» **Records provided**:
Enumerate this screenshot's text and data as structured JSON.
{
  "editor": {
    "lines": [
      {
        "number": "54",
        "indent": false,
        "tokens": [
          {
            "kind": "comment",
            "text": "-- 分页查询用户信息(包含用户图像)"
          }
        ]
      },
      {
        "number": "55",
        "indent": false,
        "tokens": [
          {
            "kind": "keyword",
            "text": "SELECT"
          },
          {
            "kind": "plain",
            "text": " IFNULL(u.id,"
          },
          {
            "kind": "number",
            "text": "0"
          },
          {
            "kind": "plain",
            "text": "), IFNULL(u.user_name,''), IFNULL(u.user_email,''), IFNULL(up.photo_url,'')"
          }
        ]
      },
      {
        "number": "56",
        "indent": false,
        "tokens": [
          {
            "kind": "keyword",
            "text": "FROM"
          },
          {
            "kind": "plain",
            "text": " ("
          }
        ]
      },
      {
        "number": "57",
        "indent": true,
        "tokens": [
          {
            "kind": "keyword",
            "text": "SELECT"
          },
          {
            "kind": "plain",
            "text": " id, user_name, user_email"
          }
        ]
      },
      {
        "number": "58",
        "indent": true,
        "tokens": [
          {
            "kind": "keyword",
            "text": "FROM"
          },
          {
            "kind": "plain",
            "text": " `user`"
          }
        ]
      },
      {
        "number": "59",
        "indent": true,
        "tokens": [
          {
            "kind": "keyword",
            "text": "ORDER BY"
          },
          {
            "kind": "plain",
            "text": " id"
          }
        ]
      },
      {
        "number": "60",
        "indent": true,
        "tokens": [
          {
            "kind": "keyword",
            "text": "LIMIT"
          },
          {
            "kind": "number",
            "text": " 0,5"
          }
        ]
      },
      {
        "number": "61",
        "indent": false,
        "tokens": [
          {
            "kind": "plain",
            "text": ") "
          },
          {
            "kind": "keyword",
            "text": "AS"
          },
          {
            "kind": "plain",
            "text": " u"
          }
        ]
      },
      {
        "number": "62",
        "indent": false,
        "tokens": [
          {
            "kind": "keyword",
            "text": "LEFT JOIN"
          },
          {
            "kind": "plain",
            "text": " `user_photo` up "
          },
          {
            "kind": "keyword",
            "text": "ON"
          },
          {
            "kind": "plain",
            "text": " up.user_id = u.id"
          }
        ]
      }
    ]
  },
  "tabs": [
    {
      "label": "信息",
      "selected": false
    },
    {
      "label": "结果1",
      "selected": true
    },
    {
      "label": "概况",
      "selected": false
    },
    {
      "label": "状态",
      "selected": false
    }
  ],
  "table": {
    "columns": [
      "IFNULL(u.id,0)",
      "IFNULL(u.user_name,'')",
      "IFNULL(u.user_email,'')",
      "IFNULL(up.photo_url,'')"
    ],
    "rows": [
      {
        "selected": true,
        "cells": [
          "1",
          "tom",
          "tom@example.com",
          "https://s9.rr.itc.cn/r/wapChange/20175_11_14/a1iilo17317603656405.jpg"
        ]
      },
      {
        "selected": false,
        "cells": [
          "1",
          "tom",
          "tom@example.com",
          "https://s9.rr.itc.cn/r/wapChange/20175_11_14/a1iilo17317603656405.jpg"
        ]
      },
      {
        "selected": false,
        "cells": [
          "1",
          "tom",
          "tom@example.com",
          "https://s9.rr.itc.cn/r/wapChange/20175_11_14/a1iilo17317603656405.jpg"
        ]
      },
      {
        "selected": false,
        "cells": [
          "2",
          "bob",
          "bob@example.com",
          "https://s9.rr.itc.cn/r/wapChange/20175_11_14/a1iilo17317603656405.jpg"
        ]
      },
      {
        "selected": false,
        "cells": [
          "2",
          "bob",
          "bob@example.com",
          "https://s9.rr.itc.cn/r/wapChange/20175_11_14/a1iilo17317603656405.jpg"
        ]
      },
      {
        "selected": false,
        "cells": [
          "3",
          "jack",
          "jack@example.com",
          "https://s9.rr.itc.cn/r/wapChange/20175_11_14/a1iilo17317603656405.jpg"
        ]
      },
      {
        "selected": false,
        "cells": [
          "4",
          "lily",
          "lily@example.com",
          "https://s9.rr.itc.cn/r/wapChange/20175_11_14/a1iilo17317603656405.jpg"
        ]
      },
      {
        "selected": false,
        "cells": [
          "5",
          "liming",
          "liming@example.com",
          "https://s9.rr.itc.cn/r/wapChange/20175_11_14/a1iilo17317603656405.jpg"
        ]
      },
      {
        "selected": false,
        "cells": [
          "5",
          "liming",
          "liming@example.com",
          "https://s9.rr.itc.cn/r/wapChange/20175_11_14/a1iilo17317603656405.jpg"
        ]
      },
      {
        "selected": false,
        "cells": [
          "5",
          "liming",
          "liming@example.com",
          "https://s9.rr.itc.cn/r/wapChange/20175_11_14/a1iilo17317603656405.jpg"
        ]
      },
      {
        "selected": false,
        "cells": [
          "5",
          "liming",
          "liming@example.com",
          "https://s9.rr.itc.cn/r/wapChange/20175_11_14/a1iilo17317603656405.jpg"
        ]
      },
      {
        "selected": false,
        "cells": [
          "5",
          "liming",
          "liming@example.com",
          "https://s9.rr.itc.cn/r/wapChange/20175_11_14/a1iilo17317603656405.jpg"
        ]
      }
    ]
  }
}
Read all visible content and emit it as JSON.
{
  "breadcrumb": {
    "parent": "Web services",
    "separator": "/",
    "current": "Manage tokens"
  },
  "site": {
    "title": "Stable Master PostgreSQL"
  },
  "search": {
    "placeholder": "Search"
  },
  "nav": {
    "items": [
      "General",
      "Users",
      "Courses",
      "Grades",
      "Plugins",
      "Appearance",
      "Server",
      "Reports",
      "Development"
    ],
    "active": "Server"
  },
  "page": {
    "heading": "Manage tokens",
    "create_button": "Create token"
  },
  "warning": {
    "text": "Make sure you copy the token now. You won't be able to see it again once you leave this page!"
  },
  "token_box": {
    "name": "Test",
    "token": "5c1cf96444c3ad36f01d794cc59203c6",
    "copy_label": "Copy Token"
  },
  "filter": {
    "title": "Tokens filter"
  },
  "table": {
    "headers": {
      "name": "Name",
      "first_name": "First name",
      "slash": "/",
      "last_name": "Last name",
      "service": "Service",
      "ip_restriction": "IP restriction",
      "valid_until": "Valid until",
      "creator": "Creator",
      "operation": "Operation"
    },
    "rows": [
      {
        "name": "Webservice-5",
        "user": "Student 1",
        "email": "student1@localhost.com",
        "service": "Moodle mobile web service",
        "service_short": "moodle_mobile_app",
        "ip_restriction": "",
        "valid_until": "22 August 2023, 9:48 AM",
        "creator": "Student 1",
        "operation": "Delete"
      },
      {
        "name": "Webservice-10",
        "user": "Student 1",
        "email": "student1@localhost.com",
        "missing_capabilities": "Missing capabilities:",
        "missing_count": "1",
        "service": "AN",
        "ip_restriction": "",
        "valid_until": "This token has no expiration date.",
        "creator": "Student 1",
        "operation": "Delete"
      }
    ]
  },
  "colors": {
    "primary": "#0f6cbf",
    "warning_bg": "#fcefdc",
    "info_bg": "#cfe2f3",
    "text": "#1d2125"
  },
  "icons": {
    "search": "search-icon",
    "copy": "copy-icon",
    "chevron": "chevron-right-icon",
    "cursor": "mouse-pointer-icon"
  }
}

» **Exercise details**:
Check the data for the word "Webservice" and pull out the lines that have it.

» **Complete answer**:
        "name": "Webservice-5",
        "name": "Webservice-10",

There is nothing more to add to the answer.